WHAT YOU HAVE TO DO: Keep the pictures out and restate every record exactly.

RAW DATA:
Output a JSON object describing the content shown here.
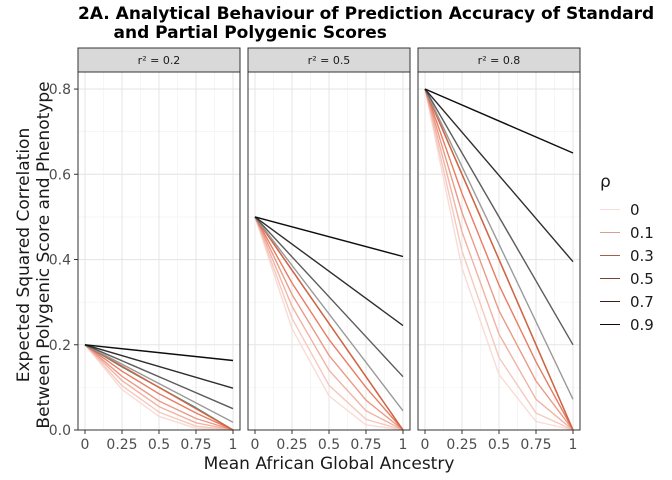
{
  "title": "2A. Analytical Behaviour of Prediction Accuracy of Standard\n      and Partial Polygenic Scores",
  "chart_data": {
    "type": "line",
    "xlabel": "Mean African Global Ancestry",
    "ylabel": "Expected Squared Correlation\nBetween Polygenic Score and Phenotype",
    "xlim": [
      0,
      1
    ],
    "ylim": [
      0,
      0.84
    ],
    "x_ticks": [
      "0",
      "0.25",
      "0.5",
      "0.75",
      "1"
    ],
    "y_ticks": [
      "0.0",
      "0.2",
      "0.4",
      "0.6",
      "0.8"
    ],
    "grid": true,
    "legend": {
      "title": "ρ",
      "position": "right",
      "entries": [
        {
          "label": "0",
          "color": "#f9dcd6"
        },
        {
          "label": "0.1",
          "color": "#dd9e90"
        },
        {
          "label": "0.3",
          "color": "#a35f52"
        },
        {
          "label": "0.5",
          "color": "#7a4035"
        },
        {
          "label": "0.7",
          "color": "#3c1f18"
        },
        {
          "label": "0.9",
          "color": "#1a0804"
        }
      ]
    },
    "panels": [
      {
        "strip": "r² = 0.2",
        "series": [
          {
            "x": [
              0,
              1
            ],
            "y": [
              0.2,
              0.163
            ]
          },
          {
            "x": [
              0,
              1
            ],
            "y": [
              0.2,
              0.098
            ]
          },
          {
            "x": [
              0,
              1
            ],
            "y": [
              0.2,
              0.05
            ]
          },
          {
            "x": [
              0,
              1
            ],
            "y": [
              0.2,
              0.018
            ]
          },
          {
            "x": [
              0,
              1
            ],
            "y": [
              0.2,
              0.0
            ]
          },
          {
            "x": [
              0,
              0.25,
              0.5,
              0.75,
              1
            ],
            "y": [
              0.2,
              0.148,
              0.1,
              0.052,
              0.0
            ]
          },
          {
            "x": [
              0,
              0.25,
              0.5,
              0.75,
              1
            ],
            "y": [
              0.2,
              0.138,
              0.085,
              0.04,
              0.0
            ]
          },
          {
            "x": [
              0,
              0.25,
              0.5,
              0.75,
              1
            ],
            "y": [
              0.2,
              0.126,
              0.068,
              0.027,
              0.0
            ]
          },
          {
            "x": [
              0,
              0.25,
              0.5,
              0.75,
              1
            ],
            "y": [
              0.2,
              0.116,
              0.055,
              0.017,
              0.0
            ]
          },
          {
            "x": [
              0,
              0.25,
              0.5,
              0.75,
              1
            ],
            "y": [
              0.2,
              0.104,
              0.042,
              0.009,
              0.0
            ]
          },
          {
            "x": [
              0,
              0.25,
              0.5,
              0.75,
              1
            ],
            "y": [
              0.2,
              0.095,
              0.032,
              0.004,
              0.0
            ]
          }
        ]
      },
      {
        "strip": "r² = 0.5",
        "series": [
          {
            "x": [
              0,
              1
            ],
            "y": [
              0.5,
              0.407
            ]
          },
          {
            "x": [
              0,
              1
            ],
            "y": [
              0.5,
              0.245
            ]
          },
          {
            "x": [
              0,
              1
            ],
            "y": [
              0.5,
              0.125
            ]
          },
          {
            "x": [
              0,
              1
            ],
            "y": [
              0.5,
              0.045
            ]
          },
          {
            "x": [
              0,
              1
            ],
            "y": [
              0.5,
              0.0
            ]
          },
          {
            "x": [
              0,
              0.25,
              0.5,
              0.75,
              1
            ],
            "y": [
              0.5,
              0.375,
              0.25,
              0.125,
              0.0
            ]
          },
          {
            "x": [
              0,
              0.25,
              0.5,
              0.75,
              1
            ],
            "y": [
              0.5,
              0.345,
              0.212,
              0.1,
              0.0
            ]
          },
          {
            "x": [
              0,
              0.25,
              0.5,
              0.75,
              1
            ],
            "y": [
              0.5,
              0.318,
              0.175,
              0.07,
              0.0
            ]
          },
          {
            "x": [
              0,
              0.25,
              0.5,
              0.75,
              1
            ],
            "y": [
              0.5,
              0.29,
              0.14,
              0.045,
              0.0
            ]
          },
          {
            "x": [
              0,
              0.25,
              0.5,
              0.75,
              1
            ],
            "y": [
              0.5,
              0.262,
              0.105,
              0.025,
              0.0
            ]
          },
          {
            "x": [
              0,
              0.25,
              0.5,
              0.75,
              1
            ],
            "y": [
              0.5,
              0.238,
              0.08,
              0.012,
              0.0
            ]
          }
        ]
      },
      {
        "strip": "r² = 0.8",
        "series": [
          {
            "x": [
              0,
              1
            ],
            "y": [
              0.8,
              0.65
            ]
          },
          {
            "x": [
              0,
              1
            ],
            "y": [
              0.8,
              0.395
            ]
          },
          {
            "x": [
              0,
              1
            ],
            "y": [
              0.8,
              0.2
            ]
          },
          {
            "x": [
              0,
              1
            ],
            "y": [
              0.8,
              0.072
            ]
          },
          {
            "x": [
              0,
              1
            ],
            "y": [
              0.8,
              0.0
            ]
          },
          {
            "x": [
              0,
              0.25,
              0.5,
              0.75,
              1
            ],
            "y": [
              0.8,
              0.6,
              0.4,
              0.2,
              0.0
            ]
          },
          {
            "x": [
              0,
              0.25,
              0.5,
              0.75,
              1
            ],
            "y": [
              0.8,
              0.555,
              0.34,
              0.16,
              0.0
            ]
          },
          {
            "x": [
              0,
              0.25,
              0.5,
              0.75,
              1
            ],
            "y": [
              0.8,
              0.51,
              0.28,
              0.115,
              0.0
            ]
          },
          {
            "x": [
              0,
              0.25,
              0.5,
              0.75,
              1
            ],
            "y": [
              0.8,
              0.465,
              0.225,
              0.072,
              0.0
            ]
          },
          {
            "x": [
              0,
              0.25,
              0.5,
              0.75,
              1
            ],
            "y": [
              0.8,
              0.42,
              0.17,
              0.04,
              0.0
            ]
          },
          {
            "x": [
              0,
              0.25,
              0.5,
              0.75,
              1
            ],
            "y": [
              0.8,
              0.38,
              0.13,
              0.02,
              0.0
            ]
          }
        ]
      }
    ]
  },
  "series_colors": [
    "#0d0d0d",
    "#2e2e2e",
    "#5c5c5c",
    "#9a9a9a",
    "#e2603c",
    "#1a9a98",
    "#e87c63",
    "#eb9a86",
    "#f0b3a4",
    "#f5c9be",
    "#f9dcd6"
  ]
}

REPLY TO THE EXERCISE:
Output a JSON object describing the content shown here.
{
  "title": "2A. Analytical Behaviour of Prediction Accuracy of Standard\n      and Partial Polygenic Scores",
  "chart_data": {
    "type": "line",
    "xlabel": "Mean African Global Ancestry",
    "ylabel": "Expected Squared Correlation\nBetween Polygenic Score and Phenotype",
    "xlim": [
      0,
      1
    ],
    "ylim": [
      0,
      0.84
    ],
    "x_ticks": [
      "0",
      "0.25",
      "0.5",
      "0.75",
      "1"
    ],
    "y_ticks": [
      "0.0",
      "0.2",
      "0.4",
      "0.6",
      "0.8"
    ],
    "grid": true,
    "legend": {
      "title": "ρ",
      "position": "right",
      "entries": [
        {
          "label": "0",
          "color": "#f9dcd6"
        },
        {
          "label": "0.1",
          "color": "#dd9e90"
        },
        {
          "label": "0.3",
          "color": "#a35f52"
        },
        {
          "label": "0.5",
          "color": "#7a4035"
        },
        {
          "label": "0.7",
          "color": "#3c1f18"
        },
        {
          "label": "0.9",
          "color": "#1a0804"
        }
      ]
    },
    "panels": [
      {
        "strip": "r² = 0.2",
        "series": [
          {
            "x": [
              0,
              1
            ],
            "y": [
              0.2,
              0.163
            ]
          },
          {
            "x": [
              0,
              1
            ],
            "y": [
              0.2,
              0.098
            ]
          },
          {
            "x": [
              0,
              1
            ],
            "y": [
              0.2,
              0.05
            ]
          },
          {
            "x": [
              0,
              1
            ],
            "y": [
              0.2,
              0.018
            ]
          },
          {
            "x": [
              0,
              1
            ],
            "y": [
              0.2,
              0.0
            ]
          },
          {
            "x": [
              0,
              0.25,
              0.5,
              0.75,
              1
            ],
            "y": [
              0.2,
              0.148,
              0.1,
              0.052,
              0.0
            ]
          },
          {
            "x": [
              0,
              0.25,
              0.5,
              0.75,
              1
            ],
            "y": [
              0.2,
              0.138,
              0.085,
              0.04,
              0.0
            ]
          },
          {
            "x": [
              0,
              0.25,
              0.5,
              0.75,
              1
            ],
            "y": [
              0.2,
              0.126,
              0.068,
              0.027,
              0.0
            ]
          },
          {
            "x": [
              0,
              0.25,
              0.5,
              0.75,
              1
            ],
            "y": [
              0.2,
              0.116,
              0.055,
              0.017,
              0.0
            ]
          },
          {
            "x": [
              0,
              0.25,
              0.5,
              0.75,
              1
            ],
            "y": [
              0.2,
              0.104,
              0.042,
              0.009,
              0.0
            ]
          },
          {
            "x": [
              0,
              0.25,
              0.5,
              0.75,
              1
            ],
            "y": [
              0.2,
              0.095,
              0.032,
              0.004,
              0.0
            ]
          }
        ]
      },
      {
        "strip": "r² = 0.5",
        "series": [
          {
            "x": [
              0,
              1
            ],
            "y": [
              0.5,
              0.407
            ]
          },
          {
            "x": [
              0,
              1
            ],
            "y": [
              0.5,
              0.245
            ]
          },
          {
            "x": [
              0,
              1
            ],
            "y": [
              0.5,
              0.125
            ]
          },
          {
            "x": [
              0,
              1
            ],
            "y": [
              0.5,
              0.045
            ]
          },
          {
            "x": [
              0,
              1
            ],
            "y": [
              0.5,
              0.0
            ]
          },
          {
            "x": [
              0,
              0.25,
              0.5,
              0.75,
              1
            ],
            "y": [
              0.5,
              0.375,
              0.25,
              0.125,
              0.0
            ]
          },
          {
            "x": [
              0,
              0.25,
              0.5,
              0.75,
              1
            ],
            "y": [
              0.5,
              0.345,
              0.212,
              0.1,
              0.0
            ]
          },
          {
            "x": [
              0,
              0.25,
              0.5,
              0.75,
              1
            ],
            "y": [
              0.5,
              0.318,
              0.175,
              0.07,
              0.0
            ]
          },
          {
            "x": [
              0,
              0.25,
              0.5,
              0.75,
              1
            ],
            "y": [
              0.5,
              0.29,
              0.14,
              0.045,
              0.0
            ]
          },
          {
            "x": [
              0,
              0.25,
              0.5,
              0.75,
              1
            ],
            "y": [
              0.5,
              0.262,
              0.105,
              0.025,
              0.0
            ]
          },
          {
            "x": [
              0,
              0.25,
              0.5,
              0.75,
              1
            ],
            "y": [
              0.5,
              0.238,
              0.08,
              0.012,
              0.0
            ]
          }
        ]
      },
      {
        "strip": "r² = 0.8",
        "series": [
          {
            "x": [
              0,
              1
            ],
            "y": [
              0.8,
              0.65
            ]
          },
          {
            "x": [
              0,
              1
            ],
            "y": [
              0.8,
              0.395
            ]
          },
          {
            "x": [
              0,
              1
            ],
            "y": [
              0.8,
              0.2
            ]
          },
          {
            "x": [
              0,
              1
            ],
            "y": [
              0.8,
              0.072
            ]
          },
          {
            "x": [
              0,
              1
            ],
            "y": [
              0.8,
              0.0
            ]
          },
          {
            "x": [
              0,
              0.25,
              0.5,
              0.75,
              1
            ],
            "y": [
              0.8,
              0.6,
              0.4,
              0.2,
              0.0
            ]
          },
          {
            "x": [
              0,
              0.25,
              0.5,
              0.75,
              1
            ],
            "y": [
              0.8,
              0.555,
              0.34,
              0.16,
              0.0
            ]
          },
          {
            "x": [
              0,
              0.25,
              0.5,
              0.75,
              1
            ],
            "y": [
              0.8,
              0.51,
              0.28,
              0.115,
              0.0
            ]
          },
          {
            "x": [
              0,
              0.25,
              0.5,
              0.75,
              1
            ],
            "y": [
              0.8,
              0.465,
              0.225,
              0.072,
              0.0
            ]
          },
          {
            "x": [
              0,
              0.25,
              0.5,
              0.75,
              1
            ],
            "y": [
              0.8,
              0.42,
              0.17,
              0.04,
              0.0
            ]
          },
          {
            "x": [
              0,
              0.25,
              0.5,
              0.75,
              1
            ],
            "y": [
              0.8,
              0.38,
              0.13,
              0.02,
              0.0
            ]
          }
        ]
      }
    ]
  },
  "series_colors": [
    "#0d0d0d",
    "#2e2e2e",
    "#5c5c5c",
    "#9a9a9a",
    "#e2603c",
    "#1a9a98",
    "#e87c63",
    "#eb9a86",
    "#f0b3a4",
    "#f5c9be",
    "#f9dcd6"
  ]
}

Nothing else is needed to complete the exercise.